Task directions: Reproduce all of the records exactly.
━━━ Material provided ━━━
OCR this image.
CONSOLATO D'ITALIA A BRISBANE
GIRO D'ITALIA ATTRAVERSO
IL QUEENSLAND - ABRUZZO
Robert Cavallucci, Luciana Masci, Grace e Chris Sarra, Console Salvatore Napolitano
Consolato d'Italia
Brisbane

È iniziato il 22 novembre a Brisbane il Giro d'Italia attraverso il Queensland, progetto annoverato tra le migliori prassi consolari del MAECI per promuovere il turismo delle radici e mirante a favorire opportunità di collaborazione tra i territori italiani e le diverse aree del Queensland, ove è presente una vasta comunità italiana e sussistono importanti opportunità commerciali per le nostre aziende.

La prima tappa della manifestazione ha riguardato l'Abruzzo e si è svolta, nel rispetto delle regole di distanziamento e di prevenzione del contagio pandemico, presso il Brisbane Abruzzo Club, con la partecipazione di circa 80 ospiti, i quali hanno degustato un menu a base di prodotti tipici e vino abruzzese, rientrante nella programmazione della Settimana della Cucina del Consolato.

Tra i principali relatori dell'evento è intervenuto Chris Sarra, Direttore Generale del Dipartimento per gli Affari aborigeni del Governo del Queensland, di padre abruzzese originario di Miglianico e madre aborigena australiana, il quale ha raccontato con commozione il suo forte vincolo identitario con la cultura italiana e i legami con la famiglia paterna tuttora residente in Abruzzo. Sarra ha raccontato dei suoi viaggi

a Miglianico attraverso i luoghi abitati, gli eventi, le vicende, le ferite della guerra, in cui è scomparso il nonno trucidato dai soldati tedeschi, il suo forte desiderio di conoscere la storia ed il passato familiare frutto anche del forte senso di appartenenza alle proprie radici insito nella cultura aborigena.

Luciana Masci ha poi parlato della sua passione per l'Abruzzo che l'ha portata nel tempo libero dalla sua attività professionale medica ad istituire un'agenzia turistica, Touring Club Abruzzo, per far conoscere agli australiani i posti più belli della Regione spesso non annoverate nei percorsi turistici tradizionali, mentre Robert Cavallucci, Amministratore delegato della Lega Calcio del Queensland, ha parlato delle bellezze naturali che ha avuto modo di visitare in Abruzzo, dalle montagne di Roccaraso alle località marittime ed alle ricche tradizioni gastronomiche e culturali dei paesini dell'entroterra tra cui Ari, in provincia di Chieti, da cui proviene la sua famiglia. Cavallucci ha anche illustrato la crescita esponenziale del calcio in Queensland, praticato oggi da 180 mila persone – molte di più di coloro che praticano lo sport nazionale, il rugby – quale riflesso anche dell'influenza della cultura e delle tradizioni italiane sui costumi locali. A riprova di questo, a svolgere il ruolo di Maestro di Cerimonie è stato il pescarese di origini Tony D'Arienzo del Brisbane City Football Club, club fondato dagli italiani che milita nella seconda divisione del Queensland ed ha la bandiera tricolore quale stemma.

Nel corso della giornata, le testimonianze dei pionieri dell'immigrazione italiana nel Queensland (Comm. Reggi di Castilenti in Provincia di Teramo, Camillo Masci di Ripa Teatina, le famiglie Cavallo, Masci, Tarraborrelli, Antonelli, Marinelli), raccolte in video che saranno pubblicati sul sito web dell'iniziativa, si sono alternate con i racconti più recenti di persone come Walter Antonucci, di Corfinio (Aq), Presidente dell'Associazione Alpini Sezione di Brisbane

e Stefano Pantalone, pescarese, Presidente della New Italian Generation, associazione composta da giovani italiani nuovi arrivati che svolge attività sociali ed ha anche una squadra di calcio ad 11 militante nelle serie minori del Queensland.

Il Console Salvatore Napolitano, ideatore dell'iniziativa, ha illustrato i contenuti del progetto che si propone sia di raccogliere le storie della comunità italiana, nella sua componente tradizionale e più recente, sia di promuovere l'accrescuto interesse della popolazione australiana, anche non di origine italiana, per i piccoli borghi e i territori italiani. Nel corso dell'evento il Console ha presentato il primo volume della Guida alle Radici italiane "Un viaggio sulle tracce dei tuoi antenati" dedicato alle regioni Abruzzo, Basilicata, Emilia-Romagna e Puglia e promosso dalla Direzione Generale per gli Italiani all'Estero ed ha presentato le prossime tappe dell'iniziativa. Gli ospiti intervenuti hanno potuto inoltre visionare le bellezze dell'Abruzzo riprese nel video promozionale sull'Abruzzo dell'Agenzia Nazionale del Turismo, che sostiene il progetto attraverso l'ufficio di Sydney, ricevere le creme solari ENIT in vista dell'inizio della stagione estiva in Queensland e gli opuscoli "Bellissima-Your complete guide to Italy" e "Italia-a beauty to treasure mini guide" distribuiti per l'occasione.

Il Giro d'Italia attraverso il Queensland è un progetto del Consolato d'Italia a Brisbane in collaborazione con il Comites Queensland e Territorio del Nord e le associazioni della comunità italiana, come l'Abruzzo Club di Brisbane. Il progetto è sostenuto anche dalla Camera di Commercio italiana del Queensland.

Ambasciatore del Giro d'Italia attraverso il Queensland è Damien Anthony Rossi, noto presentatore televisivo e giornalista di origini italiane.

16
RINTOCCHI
━━━
Result below:
OCR this image.
CONSOLATO D'ITALIA A BRISBANE
GIRO D'ITALIA ATTRAVERSO
IL QUEENSLAND - ABRUZZO
Robert Cavallucci, Luciana Masci, Grace e Chris Sarra, Console Salvatore Napolitano
Consolato d'Italia
Brisbane

È iniziato il 22 novembre a Brisbane il Giro d'Italia attraverso il Queensland, progetto annoverato tra le migliori prassi consolari del MAECI per promuovere il turismo delle radici e mirante a favorire opportunità di collaborazione tra i territori italiani e le diverse aree del Queensland, ove è presente una vasta comunità italiana e sussistono importanti opportunità commerciali per le nostre aziende.

La prima tappa della manifestazione ha riguardato l'Abruzzo e si è svolta, nel rispetto delle regole di distanziamento e di prevenzione del contagio pandemico, presso il Brisbane Abruzzo Club, con la partecipazione di circa 80 ospiti, i quali hanno degustato un menu a base di prodotti tipici e vino abruzzese, rientrante nella programmazione della Settimana della Cucina del Consolato.

Tra i principali relatori dell'evento è intervenuto Chris Sarra, Direttore Generale del Dipartimento per gli Affari aborigeni del Governo del Queensland, di padre abruzzese originario di Miglianico e madre aborigena australiana, il quale ha raccontato con commozione il suo forte vincolo identitario con la cultura italiana e i legami con la famiglia paterna tuttora residente in Abruzzo. Sarra ha raccontato dei suoi viaggi

a Miglianico attraverso i luoghi abitati, gli eventi, le vicende, le ferite della guerra, in cui è scomparso il nonno trucidato dai soldati tedeschi, il suo forte desiderio di conoscere la storia ed il passato familiare frutto anche del forte senso di appartenenza alle proprie radici insito nella cultura aborigena.

Luciana Masci ha poi parlato della sua passione per l'Abruzzo che l'ha portata nel tempo libero dalla sua attività professionale medica ad istituire un'agenzia turistica, Touring Club Abruzzo, per far conoscere agli australiani i posti più belli della Regione spesso non annoverate nei percorsi turistici tradizionali, mentre Robert Cavallucci, Amministratore delegato della Lega Calcio del Queensland, ha parlato delle bellezze naturali che ha avuto modo di visitare in Abruzzo, dalle montagne di Roccaraso alle località marittime ed alle ricche tradizioni gastronomiche e culturali dei paesini dell'entroterra tra cui Ari, in provincia di Chieti, da cui proviene la sua famiglia. Cavallucci ha anche illustrato la crescita esponenziale del calcio in Queensland, praticato oggi da 180 mila persone – molte di più di coloro che praticano lo sport nazionale, il rugby – quale riflesso anche dell'influenza della cultura e delle tradizioni italiane sui costumi locali. A riprova di questo, a svolgere il ruolo di Maestro di Cerimonie è stato il pescarese di origini Tony D'Arienzo del Brisbane City Football Club, club fondato dagli italiani che milita nella seconda divisione del Queensland ed ha la bandiera tricolore quale stemma.

Nel corso della giornata, le testimonianze dei pionieri dell'immigrazione italiana nel Queensland (Comm. Reggi di Castilenti in Provincia di Teramo, Camillo Masci di Ripa Teatina, le famiglie Cavallo, Masci, Tarraborrelli, Antonelli, Marinelli), raccolte in video che saranno pubblicati sul sito web dell'iniziativa, si sono alternate con i racconti più recenti di persone come Walter Antonucci, di Corfinio (Aq), Presidente dell'Associazione Alpini Sezione di Brisbane

e Stefano Pantalone, pescarese, Presidente della New Italian Generation, associazione composta da giovani italiani nuovi arrivati che svolge attività sociali ed ha anche una squadra di calcio ad 11 militante nelle serie minori del Queensland.

Il Console Salvatore Napolitano, ideatore dell'iniziativa, ha illustrato i contenuti del progetto che si propone sia di raccogliere le storie della comunità italiana, nella sua componente tradizionale e più recente, sia di promuovere l'accrescuto interesse della popolazione australiana, anche non di origine italiana, per i piccoli borghi e i territori italiani. Nel corso dell'evento il Console ha presentato il primo volume della Guida alle Radici italiane "Un viaggio sulle tracce dei tuoi antenati" dedicato alle regioni Abruzzo, Basilicata, Emilia-Romagna e Puglia e promosso dalla Direzione Generale per gli Italiani all'Estero ed ha presentato le prossime tappe dell'iniziativa. Gli ospiti intervenuti hanno potuto inoltre visionare le bellezze dell'Abruzzo riprese nel video promozionale sull'Abruzzo dell'Agenzia Nazionale del Turismo, che sostiene il progetto attraverso l'ufficio di Sydney, ricevere le creme solari ENIT in vista dell'inizio della stagione estiva in Queensland e gli opuscoli "Bellissima-Your complete guide to Italy" e "Italia-a beauty to treasure mini guide" distribuiti per l'occasione.

Il Giro d'Italia attraverso il Queensland è un progetto del Consolato d'Italia a Brisbane in collaborazione con il Comites Queensland e Territorio del Nord e le associazioni della comunità italiana, come l'Abruzzo Club di Brisbane. Il progetto è sostenuto anche dalla Camera di Commercio italiana del Queensland.

Ambasciatore del Giro d'Italia attraverso il Queensland è Damien Anthony Rossi, noto presentatore televisivo e giornalista di origini italiane.

16
RINTOCCHI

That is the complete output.